*Excerpted data*.
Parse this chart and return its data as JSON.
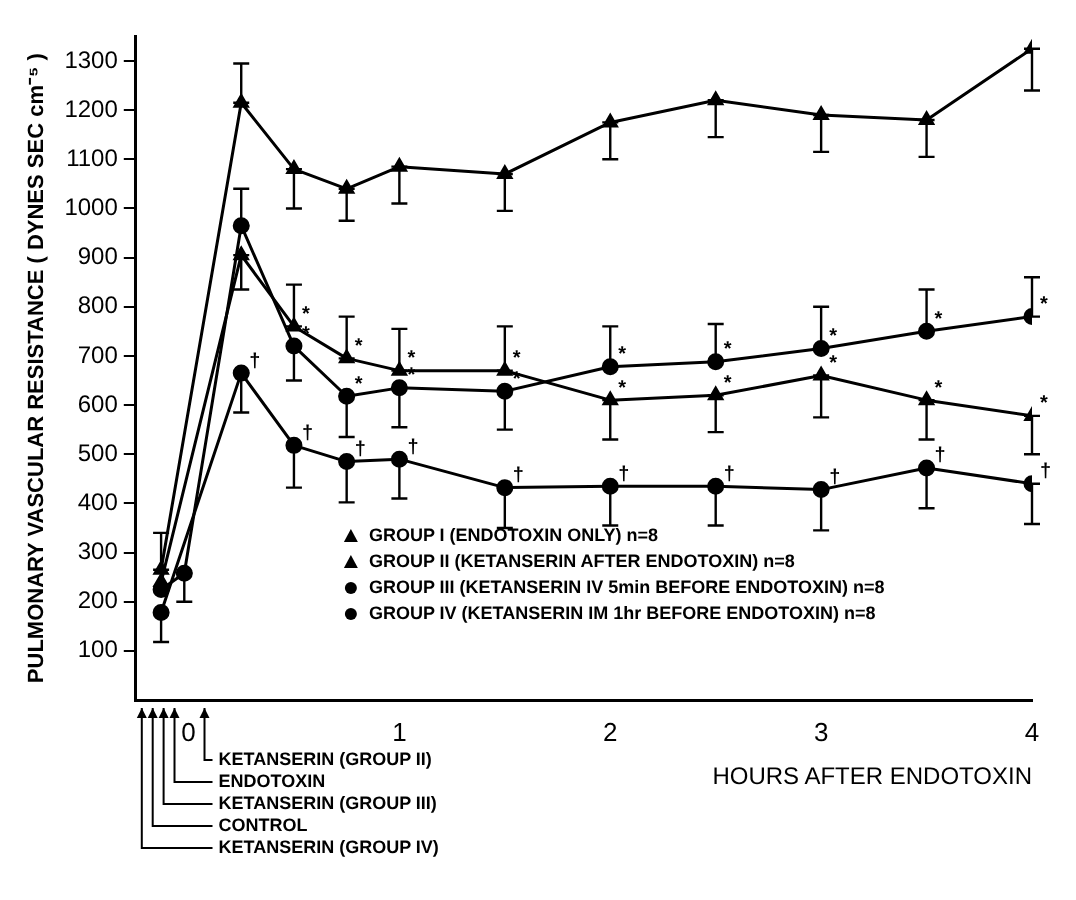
{
  "chart_data": {
    "type": "line",
    "xlabel": "HOURS AFTER ENDOTOXIN",
    "ylabel": "PULMONARY VASCULAR RESISTANCE ( DYNES SEC cm⁻⁵ )",
    "xlim": [
      -0.25,
      4
    ],
    "xticks": [
      0,
      1,
      2,
      3,
      4
    ],
    "ylim": [
      0,
      1350
    ],
    "yticks": [
      100,
      200,
      300,
      400,
      500,
      600,
      700,
      800,
      900,
      1000,
      1100,
      1200,
      1300
    ],
    "grid": false,
    "legend": "bottom",
    "line_style": "solid",
    "series": [
      {
        "name": "GROUP I (ENDOTOXIN ONLY) n=8",
        "color": "#000000",
        "marker": "triangle",
        "x": [
          -0.13,
          0.25,
          0.5,
          0.75,
          1,
          1.5,
          2,
          2.5,
          3,
          3.5,
          4
        ],
        "values": [
          265,
          1215,
          1080,
          1040,
          1085,
          1070,
          1175,
          1220,
          1190,
          1180,
          1325
        ],
        "errors": [
          [
            265,
            340
          ],
          [
            1215,
            1295
          ],
          [
            1000,
            1080
          ],
          [
            975,
            1040
          ],
          [
            1010,
            1085
          ],
          [
            995,
            1070
          ],
          [
            1100,
            1175
          ],
          [
            1145,
            1220
          ],
          [
            1115,
            1190
          ],
          [
            1105,
            1180
          ],
          [
            1240,
            1325
          ]
        ]
      },
      {
        "name": "GROUP II (KETANSERIN AFTER ENDOTOXIN) n=8",
        "color": "#000000",
        "marker": "triangle",
        "x": [
          -0.13,
          0.25,
          0.5,
          0.75,
          1,
          1.5,
          2,
          2.5,
          3,
          3.5,
          4
        ],
        "values": [
          240,
          905,
          760,
          695,
          670,
          670,
          610,
          620,
          660,
          610,
          578
        ],
        "errors": [
          null,
          [
            835,
            905
          ],
          [
            760,
            845
          ],
          [
            695,
            780
          ],
          [
            670,
            755
          ],
          [
            670,
            760
          ],
          [
            530,
            610
          ],
          [
            545,
            620
          ],
          [
            575,
            660
          ],
          [
            530,
            610
          ],
          [
            500,
            578
          ]
        ],
        "value_labels": [
          null,
          null,
          "*",
          "*",
          "*",
          "*",
          "*",
          "*",
          "*",
          "*",
          "*"
        ]
      },
      {
        "name": "GROUP III (KETANSERIN IV 5min BEFORE ENDOTOXIN) n=8",
        "color": "#000000",
        "marker": "circle",
        "x": [
          -0.13,
          -0.02,
          0.25,
          0.5,
          0.75,
          1,
          1.5,
          2,
          2.5,
          3,
          3.5,
          4
        ],
        "values": [
          225,
          258,
          965,
          720,
          618,
          635,
          628,
          678,
          688,
          715,
          750,
          780
        ],
        "errors": [
          null,
          [
            200,
            258
          ],
          [
            965,
            1040
          ],
          [
            650,
            720
          ],
          [
            535,
            618
          ],
          [
            555,
            635
          ],
          [
            550,
            628
          ],
          [
            678,
            760
          ],
          [
            688,
            765
          ],
          [
            715,
            800
          ],
          [
            750,
            835
          ],
          [
            780,
            860
          ]
        ],
        "value_labels": [
          null,
          null,
          null,
          "*",
          "*",
          "*",
          "*",
          "*",
          "*",
          "*",
          "*",
          "*"
        ]
      },
      {
        "name": "GROUP IV (KETANSERIN IM 1hr BEFORE ENDOTOXIN) n=8",
        "color": "#000000",
        "marker": "circle",
        "x": [
          -0.13,
          0.25,
          0.5,
          0.75,
          1,
          1.5,
          2,
          2.5,
          3,
          3.5,
          4
        ],
        "values": [
          178,
          665,
          518,
          485,
          490,
          432,
          435,
          435,
          428,
          472,
          440
        ],
        "errors": [
          [
            118,
            178
          ],
          [
            585,
            665
          ],
          [
            432,
            518
          ],
          [
            402,
            485
          ],
          [
            410,
            490
          ],
          [
            350,
            432
          ],
          [
            355,
            435
          ],
          [
            355,
            435
          ],
          [
            345,
            428
          ],
          [
            390,
            472
          ],
          [
            358,
            440
          ]
        ],
        "value_labels": [
          null,
          "†",
          "†",
          "†",
          "†",
          "†",
          "†",
          "†",
          "†",
          "†",
          "†"
        ]
      }
    ],
    "annotations": [
      "KETANSERIN (GROUP II)",
      "ENDOTOXIN",
      "KETANSERIN (GROUP III)",
      "CONTROL",
      "KETANSERIN (GROUP IV)"
    ]
  }
}
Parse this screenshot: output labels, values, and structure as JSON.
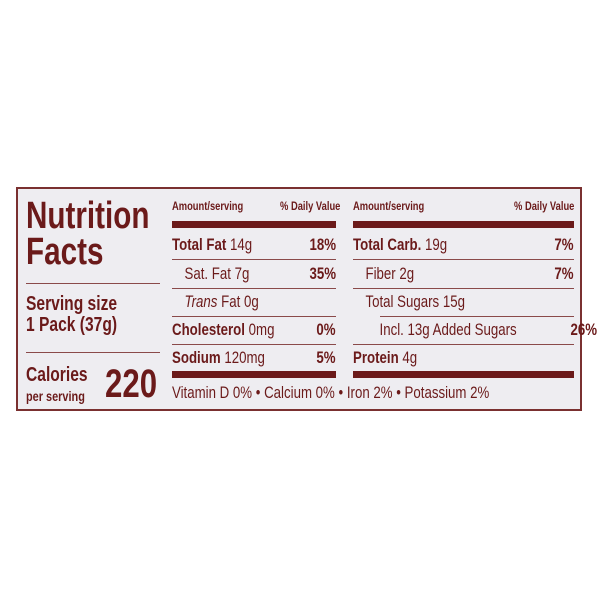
{
  "title_line1": "Nutrition",
  "title_line2": "Facts",
  "serving_label": "Serving size",
  "serving_value": "1 Pack (37g)",
  "calories_label": "Calories",
  "calories_sub": "per serving",
  "calories_value": "220",
  "header": {
    "amount": "Amount/serving",
    "dv": "% Daily Value"
  },
  "left_rows": [
    {
      "name": "Total Fat",
      "amount": "14g",
      "dv": "18%"
    },
    {
      "name": "Sat. Fat",
      "amount": "7g",
      "dv": "35%"
    },
    {
      "name": "Trans",
      "name2": "Fat",
      "amount": "0g",
      "dv": ""
    },
    {
      "name": "Cholesterol",
      "amount": "0mg",
      "dv": "0%"
    },
    {
      "name": "Sodium",
      "amount": "120mg",
      "dv": "5%"
    }
  ],
  "right_rows": [
    {
      "name": "Total Carb.",
      "amount": "19g",
      "dv": "7%"
    },
    {
      "name": "Fiber",
      "amount": "2g",
      "dv": "7%"
    },
    {
      "name": "Total Sugars",
      "amount": "15g",
      "dv": ""
    },
    {
      "name": "Incl. 13g Added Sugars",
      "amount": "",
      "dv": "26%"
    },
    {
      "name": "Protein",
      "amount": "4g",
      "dv": ""
    }
  ],
  "footer": "Vitamin D 0% • Calcium 0% • Iron 2% • Potassium 2%",
  "colors": {
    "text": "#6b1a1a",
    "background": "#eeedf1"
  }
}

*What to do*. Gather all lines from the listing above in which "GROUP" occurs.

*Solution to this task*.
        "name": "GROUP I (ENDOTOXIN ONLY) n=8",
        "name": "GROUP II (KETANSERIN AFTER ENDOTOXIN) n=8",
        "name": "GROUP III (KETANSERIN IV 5min BEFORE ENDOTOXIN) n=8",
        "name": "GROUP IV (KETANSERIN IM 1hr BEFORE ENDOTOXIN) n=8",
      "KETANSERIN (GROUP II)",
      "KETANSERIN (GROUP III)",
      "KETANSERIN (GROUP IV)"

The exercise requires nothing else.